### Task details
Reproduce the following material exactly, including every line.

[Dataset records]
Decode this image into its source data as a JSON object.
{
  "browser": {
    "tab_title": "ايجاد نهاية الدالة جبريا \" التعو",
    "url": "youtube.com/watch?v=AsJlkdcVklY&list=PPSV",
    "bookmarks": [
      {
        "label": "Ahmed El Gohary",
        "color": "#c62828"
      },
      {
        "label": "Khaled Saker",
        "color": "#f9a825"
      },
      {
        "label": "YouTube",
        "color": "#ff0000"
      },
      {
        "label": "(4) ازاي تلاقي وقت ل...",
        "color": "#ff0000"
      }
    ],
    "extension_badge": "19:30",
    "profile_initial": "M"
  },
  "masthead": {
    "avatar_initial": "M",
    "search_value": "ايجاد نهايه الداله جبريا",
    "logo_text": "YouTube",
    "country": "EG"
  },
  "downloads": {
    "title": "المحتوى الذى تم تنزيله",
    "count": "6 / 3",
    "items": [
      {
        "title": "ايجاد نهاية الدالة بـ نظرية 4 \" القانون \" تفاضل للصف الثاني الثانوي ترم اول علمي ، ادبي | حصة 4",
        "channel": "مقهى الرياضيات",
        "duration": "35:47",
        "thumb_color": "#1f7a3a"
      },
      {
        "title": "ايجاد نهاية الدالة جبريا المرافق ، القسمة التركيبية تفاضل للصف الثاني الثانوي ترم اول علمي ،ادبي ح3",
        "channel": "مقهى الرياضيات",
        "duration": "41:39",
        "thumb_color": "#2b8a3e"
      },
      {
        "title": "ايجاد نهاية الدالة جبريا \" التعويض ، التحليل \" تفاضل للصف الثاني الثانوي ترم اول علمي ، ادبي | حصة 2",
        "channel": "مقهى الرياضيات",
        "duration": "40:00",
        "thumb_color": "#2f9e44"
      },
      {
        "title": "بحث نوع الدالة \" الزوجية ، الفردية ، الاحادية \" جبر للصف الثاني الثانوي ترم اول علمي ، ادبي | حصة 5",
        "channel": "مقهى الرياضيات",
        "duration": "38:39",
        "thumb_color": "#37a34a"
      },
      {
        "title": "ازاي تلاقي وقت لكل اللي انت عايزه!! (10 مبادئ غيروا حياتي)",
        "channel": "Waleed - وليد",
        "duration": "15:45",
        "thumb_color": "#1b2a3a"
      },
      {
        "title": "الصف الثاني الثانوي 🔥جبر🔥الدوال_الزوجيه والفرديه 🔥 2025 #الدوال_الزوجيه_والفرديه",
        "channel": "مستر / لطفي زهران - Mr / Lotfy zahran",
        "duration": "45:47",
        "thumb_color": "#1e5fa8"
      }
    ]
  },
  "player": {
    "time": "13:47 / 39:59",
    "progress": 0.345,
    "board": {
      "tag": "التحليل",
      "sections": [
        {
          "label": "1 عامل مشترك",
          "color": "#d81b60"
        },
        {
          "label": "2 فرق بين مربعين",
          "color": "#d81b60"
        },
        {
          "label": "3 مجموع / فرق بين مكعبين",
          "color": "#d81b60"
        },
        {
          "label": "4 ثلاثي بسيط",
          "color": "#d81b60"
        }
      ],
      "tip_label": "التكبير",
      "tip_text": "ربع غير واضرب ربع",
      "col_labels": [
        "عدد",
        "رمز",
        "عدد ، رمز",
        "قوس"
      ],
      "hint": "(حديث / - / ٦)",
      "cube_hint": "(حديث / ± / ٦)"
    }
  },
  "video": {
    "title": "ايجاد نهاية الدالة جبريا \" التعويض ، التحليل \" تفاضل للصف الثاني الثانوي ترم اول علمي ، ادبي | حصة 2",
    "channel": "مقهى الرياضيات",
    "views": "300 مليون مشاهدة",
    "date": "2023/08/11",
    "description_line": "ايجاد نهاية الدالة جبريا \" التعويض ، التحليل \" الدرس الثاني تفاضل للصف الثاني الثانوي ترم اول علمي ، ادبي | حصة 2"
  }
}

### Result of this exercise
Decode this image into its source data as a JSON object.
{
  "browser": {
    "tab_title": "ايجاد نهاية الدالة جبريا \" التعو",
    "url": "youtube.com/watch?v=AsJlkdcVklY&list=PPSV",
    "bookmarks": [
      {
        "label": "Ahmed El Gohary",
        "color": "#c62828"
      },
      {
        "label": "Khaled Saker",
        "color": "#f9a825"
      },
      {
        "label": "YouTube",
        "color": "#ff0000"
      },
      {
        "label": "(4) ازاي تلاقي وقت ل...",
        "color": "#ff0000"
      }
    ],
    "extension_badge": "19:30",
    "profile_initial": "M"
  },
  "masthead": {
    "avatar_initial": "M",
    "search_value": "ايجاد نهايه الداله جبريا",
    "logo_text": "YouTube",
    "country": "EG"
  },
  "downloads": {
    "title": "المحتوى الذى تم تنزيله",
    "count": "6 / 3",
    "items": [
      {
        "title": "ايجاد نهاية الدالة بـ نظرية 4 \" القانون \" تفاضل للصف الثاني الثانوي ترم اول علمي ، ادبي | حصة 4",
        "channel": "مقهى الرياضيات",
        "duration": "35:47",
        "thumb_color": "#1f7a3a"
      },
      {
        "title": "ايجاد نهاية الدالة جبريا المرافق ، القسمة التركيبية تفاضل للصف الثاني الثانوي ترم اول علمي ،ادبي ح3",
        "channel": "مقهى الرياضيات",
        "duration": "41:39",
        "thumb_color": "#2b8a3e"
      },
      {
        "title": "ايجاد نهاية الدالة جبريا \" التعويض ، التحليل \" تفاضل للصف الثاني الثانوي ترم اول علمي ، ادبي | حصة 2",
        "channel": "مقهى الرياضيات",
        "duration": "40:00",
        "thumb_color": "#2f9e44"
      },
      {
        "title": "بحث نوع الدالة \" الزوجية ، الفردية ، الاحادية \" جبر للصف الثاني الثانوي ترم اول علمي ، ادبي | حصة 5",
        "channel": "مقهى الرياضيات",
        "duration": "38:39",
        "thumb_color": "#37a34a"
      },
      {
        "title": "ازاي تلاقي وقت لكل اللي انت عايزه!! (10 مبادئ غيروا حياتي)",
        "channel": "Waleed - وليد",
        "duration": "15:45",
        "thumb_color": "#1b2a3a"
      },
      {
        "title": "الصف الثاني الثانوي 🔥جبر🔥الدوال_الزوجيه والفرديه 🔥 2025 #الدوال_الزوجيه_والفرديه",
        "channel": "مستر / لطفي زهران - Mr / Lotfy zahran",
        "duration": "45:47",
        "thumb_color": "#1e5fa8"
      }
    ]
  },
  "player": {
    "time": "13:47 / 39:59",
    "progress": 0.345,
    "board": {
      "tag": "التحليل",
      "sections": [
        {
          "label": "1 عامل مشترك",
          "color": "#d81b60"
        },
        {
          "label": "2 فرق بين مربعين",
          "color": "#d81b60"
        },
        {
          "label": "3 مجموع / فرق بين مكعبين",
          "color": "#d81b60"
        },
        {
          "label": "4 ثلاثي بسيط",
          "color": "#d81b60"
        }
      ],
      "tip_label": "التكبير",
      "tip_text": "ربع غير واضرب ربع",
      "col_labels": [
        "عدد",
        "رمز",
        "عدد ، رمز",
        "قوس"
      ],
      "hint": "(حديث / - / ٦)",
      "cube_hint": "(حديث / ± / ٦)"
    }
  },
  "video": {
    "title": "ايجاد نهاية الدالة جبريا \" التعويض ، التحليل \" تفاضل للصف الثاني الثانوي ترم اول علمي ، ادبي | حصة 2",
    "channel": "مقهى الرياضيات",
    "views": "300 مليون مشاهدة",
    "date": "2023/08/11",
    "description_line": "ايجاد نهاية الدالة جبريا \" التعويض ، التحليل \" الدرس الثاني تفاضل للصف الثاني الثانوي ترم اول علمي ، ادبي | حصة 2"
  }
}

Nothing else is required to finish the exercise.